§ TASK TO CARRY OUT
Transcribe all of the material exactly, except for its pictures.

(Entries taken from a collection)

>> BEGIN

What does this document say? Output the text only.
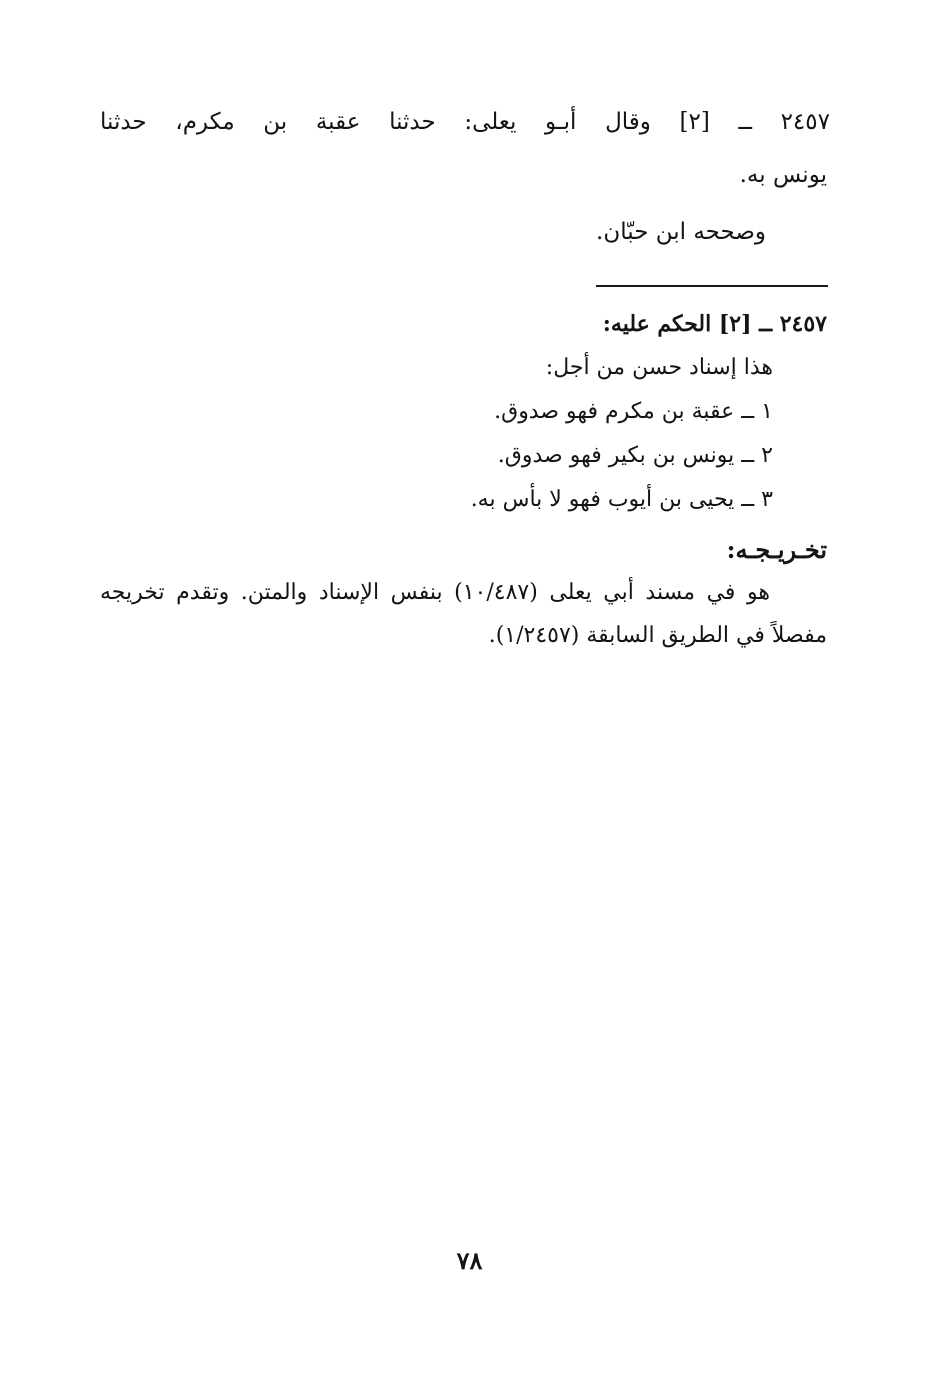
٢٤٥٧ ــ [٢] وقال أبـو يعلى: حدثنا عقبة بن مكرم، حدثنا
يونس به.
وصححه ابن حبّان.
٢٤٥٧ ــ [٢] الحكم عليه:
هذا إسناد حسن من أجل:
١ ــ عقبة بن مكرم فهو صدوق.
٢ ــ يونس بن بكير فهو صدوق.
٣ ــ يحيى بن أيوب فهو لا بأس به.
تخـريـجـه:
هو في مسند أبي يعلى (١٠/٤٨٧) بنفس الإسناد والمتن. وتقدم تخريجه
مفصلاً في الطريق السابقة (١/٢٤٥٧).
٧٨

>> END

§ OUTPUT FOR THIS EXERCISE
What does this document say? Output the text only.
٢٤٥٧ ــ [٢] وقال أبـو يعلى: حدثنا عقبة بن مكرم، حدثنا
يونس به.
وصححه ابن حبّان.
٢٤٥٧ ــ [٢] الحكم عليه:
هذا إسناد حسن من أجل:
١ ــ عقبة بن مكرم فهو صدوق.
٢ ــ يونس بن بكير فهو صدوق.
٣ ــ يحيى بن أيوب فهو لا بأس به.
تخـريـجـه:
هو في مسند أبي يعلى (١٠/٤٨٧) بنفس الإسناد والمتن. وتقدم تخريجه
مفصلاً في الطريق السابقة (١/٢٤٥٧).
٧٨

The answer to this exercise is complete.